• CONSIGNE: Prolongez le compte rendu de l'ouvrage consacré au DIH en reprenant juste après sa dernière phrase.

• TEXTE CITÉ:
Le cinquième et dernier chapitre prend un recul d’autant plus intéressant qu’il est plutôt rare dans les ouvrages de ce type, et se demande pourquoi le DIH est si souvent violé[18]. On quitte alors le champ strict du droit, et c’est là une autre manifestation des bénéfices de l’approche interdisciplinaire. L’analyse proposée est à la fois historique, sociologique et anthropologique et intéresserait également les amateurs de théorie de l’argumentation lorsqu’elle déconstruit les discours-alibis (qu’ils soient idéologiques, stratégiques ou économiques) utilisés pour justifier les exactions[19]. Elle permet de mieux comprendre le contexte du DIH et, du même coup, d’expliquer ce qui limite sa mise en oeuvre. Dans le même élan d’élargissement, la conclusion prend en compte les aspects psychologiques et philosophiques (moraux).

Au final, on trouve dans cet ouvrage toute la matière nécessaire pour préparer, en tant qu’enseignant ou étudiant, un cours d’introduction au DIH. Bien sûr, il n’est pas absolument complet — aucun ouvrage ne l’est et, on l’a dit, l’auteur en est conscient —, mais cette formidable synthèse renvoit à suffisamment de doctrine et de jurisprudence pour être complétée, ici et là, par quelques développements qu’on trouvera ailleurs.

• DONNÉES ENREGISTRÉES:
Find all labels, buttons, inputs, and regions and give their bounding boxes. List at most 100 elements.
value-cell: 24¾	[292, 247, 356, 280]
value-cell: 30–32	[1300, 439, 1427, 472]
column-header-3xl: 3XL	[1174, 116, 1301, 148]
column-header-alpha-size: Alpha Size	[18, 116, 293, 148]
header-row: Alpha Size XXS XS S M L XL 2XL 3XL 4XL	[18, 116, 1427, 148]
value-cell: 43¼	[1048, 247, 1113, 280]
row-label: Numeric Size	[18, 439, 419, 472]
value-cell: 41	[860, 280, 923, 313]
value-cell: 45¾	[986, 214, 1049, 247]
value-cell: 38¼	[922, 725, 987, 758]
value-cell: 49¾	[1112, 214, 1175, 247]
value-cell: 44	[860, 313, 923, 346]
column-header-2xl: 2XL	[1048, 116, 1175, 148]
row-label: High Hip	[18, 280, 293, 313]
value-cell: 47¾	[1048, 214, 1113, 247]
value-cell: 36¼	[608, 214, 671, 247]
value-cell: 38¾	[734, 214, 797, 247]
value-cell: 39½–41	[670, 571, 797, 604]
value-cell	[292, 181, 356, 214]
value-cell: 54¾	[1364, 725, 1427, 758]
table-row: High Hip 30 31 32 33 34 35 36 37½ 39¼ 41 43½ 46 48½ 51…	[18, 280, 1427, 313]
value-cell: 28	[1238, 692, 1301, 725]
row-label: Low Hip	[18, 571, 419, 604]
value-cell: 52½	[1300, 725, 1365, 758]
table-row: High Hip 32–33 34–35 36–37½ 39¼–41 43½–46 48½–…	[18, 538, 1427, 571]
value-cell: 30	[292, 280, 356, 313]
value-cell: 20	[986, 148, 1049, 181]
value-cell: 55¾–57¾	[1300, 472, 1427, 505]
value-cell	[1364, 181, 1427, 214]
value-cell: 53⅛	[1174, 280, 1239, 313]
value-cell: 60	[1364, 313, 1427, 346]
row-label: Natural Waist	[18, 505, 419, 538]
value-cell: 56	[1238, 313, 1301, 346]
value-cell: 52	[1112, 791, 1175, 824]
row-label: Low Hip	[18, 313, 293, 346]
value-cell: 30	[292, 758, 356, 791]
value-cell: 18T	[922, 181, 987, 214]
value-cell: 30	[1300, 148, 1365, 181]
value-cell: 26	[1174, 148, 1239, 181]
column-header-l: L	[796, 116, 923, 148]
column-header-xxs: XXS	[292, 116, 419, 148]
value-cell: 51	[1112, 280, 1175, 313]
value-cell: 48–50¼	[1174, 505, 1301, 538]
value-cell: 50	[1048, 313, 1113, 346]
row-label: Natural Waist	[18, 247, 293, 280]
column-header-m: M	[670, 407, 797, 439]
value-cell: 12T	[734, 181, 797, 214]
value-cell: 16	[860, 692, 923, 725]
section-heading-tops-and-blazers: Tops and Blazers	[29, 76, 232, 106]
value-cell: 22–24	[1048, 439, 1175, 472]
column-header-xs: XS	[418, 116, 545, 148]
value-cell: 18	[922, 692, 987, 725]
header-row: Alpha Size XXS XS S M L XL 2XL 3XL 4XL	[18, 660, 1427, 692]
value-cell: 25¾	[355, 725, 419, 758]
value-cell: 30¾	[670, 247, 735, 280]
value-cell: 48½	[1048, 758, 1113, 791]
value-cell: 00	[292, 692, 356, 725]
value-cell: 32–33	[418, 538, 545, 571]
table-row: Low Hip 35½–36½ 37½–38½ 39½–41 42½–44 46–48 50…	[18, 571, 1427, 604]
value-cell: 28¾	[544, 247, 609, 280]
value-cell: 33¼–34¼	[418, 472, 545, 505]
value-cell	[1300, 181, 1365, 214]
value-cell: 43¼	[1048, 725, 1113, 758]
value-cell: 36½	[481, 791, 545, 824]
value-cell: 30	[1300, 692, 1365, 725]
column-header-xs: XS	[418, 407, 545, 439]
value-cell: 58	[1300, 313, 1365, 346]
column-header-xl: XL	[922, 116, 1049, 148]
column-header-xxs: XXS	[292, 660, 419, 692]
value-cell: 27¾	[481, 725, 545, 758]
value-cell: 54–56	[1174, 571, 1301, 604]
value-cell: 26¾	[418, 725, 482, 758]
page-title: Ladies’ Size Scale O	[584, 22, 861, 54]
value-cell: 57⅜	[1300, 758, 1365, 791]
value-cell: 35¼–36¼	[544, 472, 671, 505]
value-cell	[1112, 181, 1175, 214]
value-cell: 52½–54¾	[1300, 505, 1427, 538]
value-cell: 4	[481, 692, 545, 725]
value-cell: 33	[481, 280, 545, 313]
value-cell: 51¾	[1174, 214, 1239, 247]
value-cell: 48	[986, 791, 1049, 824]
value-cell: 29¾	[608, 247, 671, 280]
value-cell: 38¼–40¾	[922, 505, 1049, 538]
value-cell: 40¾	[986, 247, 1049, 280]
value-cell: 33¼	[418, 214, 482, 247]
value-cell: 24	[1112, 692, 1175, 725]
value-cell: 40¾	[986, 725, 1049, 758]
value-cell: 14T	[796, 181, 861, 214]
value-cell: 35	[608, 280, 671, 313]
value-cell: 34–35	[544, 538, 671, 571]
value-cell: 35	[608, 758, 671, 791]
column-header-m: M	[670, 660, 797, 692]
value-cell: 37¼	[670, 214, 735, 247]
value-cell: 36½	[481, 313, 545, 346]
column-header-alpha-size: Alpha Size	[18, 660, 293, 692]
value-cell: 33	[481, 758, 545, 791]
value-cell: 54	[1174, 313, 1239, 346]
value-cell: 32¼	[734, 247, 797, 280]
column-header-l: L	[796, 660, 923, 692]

• RÉPONSE ATTENDUE:
II. Pratique : la somme du CICR

L’ouvrage de référence reste celui du CICR, Un droit dans la guerre?, dont le sous-titre annonce d’emblée la nature pédagogique : Cas, documents et supports d’enseignement relatifs à la pratique contemporaine du droit international humanitaire. Sa première édition était motivée par deux facteurs : le mandat du CICR de promouvoir et diffuser le DIH, en l’occurrence en encourageant son enseignement, et l’absence de publication à l’époque sur la pratique du DIH[20]. Le but était alors de produire un outil contenant le matériel nécessaire pour préparer un cours fondé sur la pratique, et non sur la théorie comme c’est le plus souvent le cas. L’ouvrage — de deux volumes à l’origine, traduits en plusieurs langues — est rapidement devenu une référence.

Cette seconde édition contient désormais trois volumes, des textes mis à jour, une soixantaine de nouveaux cas et documents, quatorze nouveaux plans de cours et un CD-ROM sur lequel se trouve le texte intégral des documents auxquels il est fait référence[21]. À noter que l’ensemble est disponible gratuitement au format PDF sur le site du CICR[22].

Le premier volume, intitulé Présentation du droit international humanitaire, expose les « thèmes et sujets majeurs »[23] du DIH : notion, objectif et problématique; le DIH comme branche du droit international public; son évolution historique; ses sources; la distinction entre civils et combattants; les combattants et les prisonniers de guerre; la protection des blessés, des malades et des naufragés; la protection des civils; la conduite des hostilités; le droit de la guerre sur mer et dans les airs; celui des conflits armés non internationaux; la mise en oeuvre du DIH; les relations entre DIH et droit international des droits humains (« DIDH ») ainsi que le CICR. Chacun de ces chapitres est ensuite structuré en plusieurs parties et sous-parties qui, à chaque fois, renvoient à des cas et à des documents numérotés que l’on retrouve dans les deux autres volumes et à de nombreuses références bibliographiques utiles pour approfondir les questions soulevées.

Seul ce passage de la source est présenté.